■ Material
-------
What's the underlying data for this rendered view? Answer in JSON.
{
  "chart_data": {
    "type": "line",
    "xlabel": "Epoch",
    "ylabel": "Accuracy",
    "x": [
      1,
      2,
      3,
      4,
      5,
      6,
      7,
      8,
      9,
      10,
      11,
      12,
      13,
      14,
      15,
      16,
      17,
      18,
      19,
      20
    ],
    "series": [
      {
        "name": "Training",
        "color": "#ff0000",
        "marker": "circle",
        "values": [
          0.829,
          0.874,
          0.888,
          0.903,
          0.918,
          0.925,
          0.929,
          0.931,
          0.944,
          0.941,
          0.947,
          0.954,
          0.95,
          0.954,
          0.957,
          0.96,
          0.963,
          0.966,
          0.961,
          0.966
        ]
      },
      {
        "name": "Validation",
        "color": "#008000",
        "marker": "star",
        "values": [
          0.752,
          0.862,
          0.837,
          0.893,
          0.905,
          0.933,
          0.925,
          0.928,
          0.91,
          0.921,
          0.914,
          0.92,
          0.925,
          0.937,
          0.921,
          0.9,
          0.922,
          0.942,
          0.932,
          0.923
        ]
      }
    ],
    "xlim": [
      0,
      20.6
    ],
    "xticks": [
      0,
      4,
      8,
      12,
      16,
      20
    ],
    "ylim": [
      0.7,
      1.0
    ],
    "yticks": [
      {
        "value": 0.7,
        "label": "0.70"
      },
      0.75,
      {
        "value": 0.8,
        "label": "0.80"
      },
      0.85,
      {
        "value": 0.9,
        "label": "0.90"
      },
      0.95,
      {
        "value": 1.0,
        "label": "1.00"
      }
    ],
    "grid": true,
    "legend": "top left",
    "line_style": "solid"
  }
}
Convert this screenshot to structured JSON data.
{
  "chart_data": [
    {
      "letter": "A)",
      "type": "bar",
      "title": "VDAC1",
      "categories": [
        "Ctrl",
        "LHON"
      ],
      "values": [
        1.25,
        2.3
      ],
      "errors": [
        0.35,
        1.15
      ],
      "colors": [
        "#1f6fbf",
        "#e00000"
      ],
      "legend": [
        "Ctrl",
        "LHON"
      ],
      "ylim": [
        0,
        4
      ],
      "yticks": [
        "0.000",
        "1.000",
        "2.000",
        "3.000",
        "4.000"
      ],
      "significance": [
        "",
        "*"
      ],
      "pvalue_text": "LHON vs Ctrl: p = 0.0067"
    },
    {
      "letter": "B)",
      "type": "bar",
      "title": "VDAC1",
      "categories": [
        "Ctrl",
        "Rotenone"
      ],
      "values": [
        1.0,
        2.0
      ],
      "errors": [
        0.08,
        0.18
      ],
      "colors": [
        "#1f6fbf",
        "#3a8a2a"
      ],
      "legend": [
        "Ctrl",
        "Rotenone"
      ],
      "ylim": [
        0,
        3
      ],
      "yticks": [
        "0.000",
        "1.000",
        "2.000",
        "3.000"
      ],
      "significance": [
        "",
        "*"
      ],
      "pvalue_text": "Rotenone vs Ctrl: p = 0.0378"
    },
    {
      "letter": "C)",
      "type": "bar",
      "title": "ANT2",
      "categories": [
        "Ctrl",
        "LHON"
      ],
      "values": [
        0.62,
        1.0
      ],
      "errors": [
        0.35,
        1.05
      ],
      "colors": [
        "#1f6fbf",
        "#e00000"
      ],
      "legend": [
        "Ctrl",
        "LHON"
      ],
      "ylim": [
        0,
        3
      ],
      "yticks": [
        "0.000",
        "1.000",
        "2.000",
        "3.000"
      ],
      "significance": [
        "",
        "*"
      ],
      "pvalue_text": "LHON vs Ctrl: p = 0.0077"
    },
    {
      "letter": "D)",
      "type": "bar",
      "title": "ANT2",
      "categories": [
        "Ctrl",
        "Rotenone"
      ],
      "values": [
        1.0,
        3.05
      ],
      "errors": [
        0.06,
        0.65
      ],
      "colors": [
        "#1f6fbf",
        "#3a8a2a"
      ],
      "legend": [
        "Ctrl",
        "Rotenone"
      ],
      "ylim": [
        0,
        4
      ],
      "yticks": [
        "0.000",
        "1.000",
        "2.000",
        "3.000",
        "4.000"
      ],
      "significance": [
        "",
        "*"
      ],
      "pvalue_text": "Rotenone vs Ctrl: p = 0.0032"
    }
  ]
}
-------
■ Direction
Above are the records. Copy every line in them holding "this".

■ Written response
What's the underlying data for this rendered view? Answer in JSON.
Convert this screenshot to structured JSON data.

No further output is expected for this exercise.